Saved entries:
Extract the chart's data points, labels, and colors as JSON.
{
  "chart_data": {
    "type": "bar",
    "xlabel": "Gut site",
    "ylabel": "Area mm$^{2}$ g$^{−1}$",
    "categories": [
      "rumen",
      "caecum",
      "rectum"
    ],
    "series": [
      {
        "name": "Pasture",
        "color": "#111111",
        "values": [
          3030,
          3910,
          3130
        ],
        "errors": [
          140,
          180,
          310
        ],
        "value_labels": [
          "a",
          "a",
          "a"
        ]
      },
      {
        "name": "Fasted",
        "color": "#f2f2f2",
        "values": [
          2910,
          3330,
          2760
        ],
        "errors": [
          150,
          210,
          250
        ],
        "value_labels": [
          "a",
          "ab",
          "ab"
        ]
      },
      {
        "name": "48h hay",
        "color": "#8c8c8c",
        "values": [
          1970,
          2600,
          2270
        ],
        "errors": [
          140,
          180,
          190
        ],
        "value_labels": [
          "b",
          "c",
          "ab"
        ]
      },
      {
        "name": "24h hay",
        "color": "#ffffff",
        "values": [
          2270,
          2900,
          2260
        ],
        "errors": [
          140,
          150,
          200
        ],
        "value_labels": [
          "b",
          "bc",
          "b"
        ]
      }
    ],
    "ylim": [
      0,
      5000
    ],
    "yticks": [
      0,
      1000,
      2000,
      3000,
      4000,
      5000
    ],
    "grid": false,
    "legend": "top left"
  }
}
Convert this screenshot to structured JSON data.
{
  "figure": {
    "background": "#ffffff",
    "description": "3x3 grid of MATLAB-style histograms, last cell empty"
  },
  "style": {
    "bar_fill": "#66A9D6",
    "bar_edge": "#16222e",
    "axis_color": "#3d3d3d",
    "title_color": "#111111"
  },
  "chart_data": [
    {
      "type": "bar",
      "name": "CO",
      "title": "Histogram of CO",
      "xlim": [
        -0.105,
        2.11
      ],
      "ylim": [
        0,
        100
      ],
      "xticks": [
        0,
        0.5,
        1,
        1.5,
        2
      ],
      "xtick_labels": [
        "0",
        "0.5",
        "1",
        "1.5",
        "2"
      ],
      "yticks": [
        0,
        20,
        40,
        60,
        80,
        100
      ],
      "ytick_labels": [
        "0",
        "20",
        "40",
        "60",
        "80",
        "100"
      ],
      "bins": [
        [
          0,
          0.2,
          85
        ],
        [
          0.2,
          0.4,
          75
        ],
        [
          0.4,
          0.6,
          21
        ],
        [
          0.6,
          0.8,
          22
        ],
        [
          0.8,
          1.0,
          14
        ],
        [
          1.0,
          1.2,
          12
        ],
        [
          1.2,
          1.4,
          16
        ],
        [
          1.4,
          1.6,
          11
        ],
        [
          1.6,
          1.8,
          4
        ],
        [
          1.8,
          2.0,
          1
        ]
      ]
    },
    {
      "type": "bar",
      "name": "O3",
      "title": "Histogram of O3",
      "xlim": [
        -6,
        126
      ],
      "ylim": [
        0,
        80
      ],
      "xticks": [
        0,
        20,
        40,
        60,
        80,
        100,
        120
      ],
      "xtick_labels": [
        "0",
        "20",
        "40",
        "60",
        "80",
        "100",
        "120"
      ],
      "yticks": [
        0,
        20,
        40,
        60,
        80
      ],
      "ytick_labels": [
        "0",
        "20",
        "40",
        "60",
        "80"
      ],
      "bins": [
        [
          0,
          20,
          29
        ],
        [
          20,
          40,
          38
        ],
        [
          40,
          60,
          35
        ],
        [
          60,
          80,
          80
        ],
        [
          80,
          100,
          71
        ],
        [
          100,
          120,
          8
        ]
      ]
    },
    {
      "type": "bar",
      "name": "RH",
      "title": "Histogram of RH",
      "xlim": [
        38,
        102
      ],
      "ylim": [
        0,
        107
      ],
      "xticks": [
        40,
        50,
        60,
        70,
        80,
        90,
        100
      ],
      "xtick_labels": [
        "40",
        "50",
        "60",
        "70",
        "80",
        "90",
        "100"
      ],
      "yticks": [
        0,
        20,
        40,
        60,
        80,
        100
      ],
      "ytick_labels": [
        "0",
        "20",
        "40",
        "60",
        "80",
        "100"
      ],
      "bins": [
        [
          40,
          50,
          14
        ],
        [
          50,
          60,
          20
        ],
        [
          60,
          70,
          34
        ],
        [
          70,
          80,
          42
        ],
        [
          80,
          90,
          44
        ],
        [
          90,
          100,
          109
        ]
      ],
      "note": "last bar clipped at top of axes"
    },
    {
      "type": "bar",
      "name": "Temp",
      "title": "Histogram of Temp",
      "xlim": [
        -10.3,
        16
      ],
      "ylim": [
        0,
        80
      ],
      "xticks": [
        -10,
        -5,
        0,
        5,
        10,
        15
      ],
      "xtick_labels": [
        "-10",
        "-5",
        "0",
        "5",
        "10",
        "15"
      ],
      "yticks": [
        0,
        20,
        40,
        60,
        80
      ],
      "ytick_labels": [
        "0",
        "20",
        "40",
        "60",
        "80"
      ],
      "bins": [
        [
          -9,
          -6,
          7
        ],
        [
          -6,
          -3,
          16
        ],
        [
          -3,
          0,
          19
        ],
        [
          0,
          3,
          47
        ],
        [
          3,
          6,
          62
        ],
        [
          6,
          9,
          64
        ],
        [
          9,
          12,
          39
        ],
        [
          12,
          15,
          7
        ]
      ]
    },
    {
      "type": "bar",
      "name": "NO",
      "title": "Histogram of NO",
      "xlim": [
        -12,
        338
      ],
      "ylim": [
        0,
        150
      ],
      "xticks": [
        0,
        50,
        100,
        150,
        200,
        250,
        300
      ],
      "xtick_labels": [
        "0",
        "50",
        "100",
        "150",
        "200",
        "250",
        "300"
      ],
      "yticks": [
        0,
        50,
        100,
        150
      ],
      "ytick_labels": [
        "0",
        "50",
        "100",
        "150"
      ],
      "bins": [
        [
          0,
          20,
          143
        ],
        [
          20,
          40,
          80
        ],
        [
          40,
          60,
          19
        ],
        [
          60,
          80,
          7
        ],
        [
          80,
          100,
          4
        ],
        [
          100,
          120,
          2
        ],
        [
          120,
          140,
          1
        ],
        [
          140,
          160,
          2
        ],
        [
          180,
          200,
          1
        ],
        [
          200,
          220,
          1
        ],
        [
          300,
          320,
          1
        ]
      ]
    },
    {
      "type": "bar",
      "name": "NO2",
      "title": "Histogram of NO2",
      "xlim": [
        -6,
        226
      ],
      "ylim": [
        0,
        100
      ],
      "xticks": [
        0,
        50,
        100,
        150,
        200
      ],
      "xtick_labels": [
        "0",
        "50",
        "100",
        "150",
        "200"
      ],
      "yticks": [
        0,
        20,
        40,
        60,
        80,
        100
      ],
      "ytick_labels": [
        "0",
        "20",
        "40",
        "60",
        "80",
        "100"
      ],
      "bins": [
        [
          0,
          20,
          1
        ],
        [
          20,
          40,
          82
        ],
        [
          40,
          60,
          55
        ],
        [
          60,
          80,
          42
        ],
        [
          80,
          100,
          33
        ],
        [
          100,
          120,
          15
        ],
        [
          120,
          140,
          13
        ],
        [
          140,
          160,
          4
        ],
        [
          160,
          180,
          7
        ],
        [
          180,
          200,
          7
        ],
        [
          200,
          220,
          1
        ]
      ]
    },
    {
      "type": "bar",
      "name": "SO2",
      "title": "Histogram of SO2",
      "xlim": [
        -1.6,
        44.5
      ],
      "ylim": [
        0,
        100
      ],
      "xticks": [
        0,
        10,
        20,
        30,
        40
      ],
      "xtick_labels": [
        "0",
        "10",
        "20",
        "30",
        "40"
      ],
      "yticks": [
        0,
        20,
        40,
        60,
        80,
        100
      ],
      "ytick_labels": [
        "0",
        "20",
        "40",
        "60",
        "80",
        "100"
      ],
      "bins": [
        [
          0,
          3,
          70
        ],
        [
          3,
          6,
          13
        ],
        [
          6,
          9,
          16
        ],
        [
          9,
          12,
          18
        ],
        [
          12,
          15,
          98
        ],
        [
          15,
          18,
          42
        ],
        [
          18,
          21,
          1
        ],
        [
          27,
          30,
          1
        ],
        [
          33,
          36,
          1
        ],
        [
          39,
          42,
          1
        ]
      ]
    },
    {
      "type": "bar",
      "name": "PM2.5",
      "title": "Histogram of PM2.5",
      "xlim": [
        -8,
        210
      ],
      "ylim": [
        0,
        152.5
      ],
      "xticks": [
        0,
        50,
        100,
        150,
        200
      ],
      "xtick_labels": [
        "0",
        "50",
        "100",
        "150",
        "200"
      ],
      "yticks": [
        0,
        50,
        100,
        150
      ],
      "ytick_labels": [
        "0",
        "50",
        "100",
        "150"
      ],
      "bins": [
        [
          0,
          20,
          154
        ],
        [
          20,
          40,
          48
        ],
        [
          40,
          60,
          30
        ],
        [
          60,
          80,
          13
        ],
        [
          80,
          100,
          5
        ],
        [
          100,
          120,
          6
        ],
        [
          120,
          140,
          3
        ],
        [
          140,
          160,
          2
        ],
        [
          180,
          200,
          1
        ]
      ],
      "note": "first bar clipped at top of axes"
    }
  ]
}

→ TASK GOAL
Copy out all lines that carry the word "style".

→ ANSWER TO THE EXERCISE
    "description": "3x3 grid of MATLAB-style histograms, last cell empty"
  "style": {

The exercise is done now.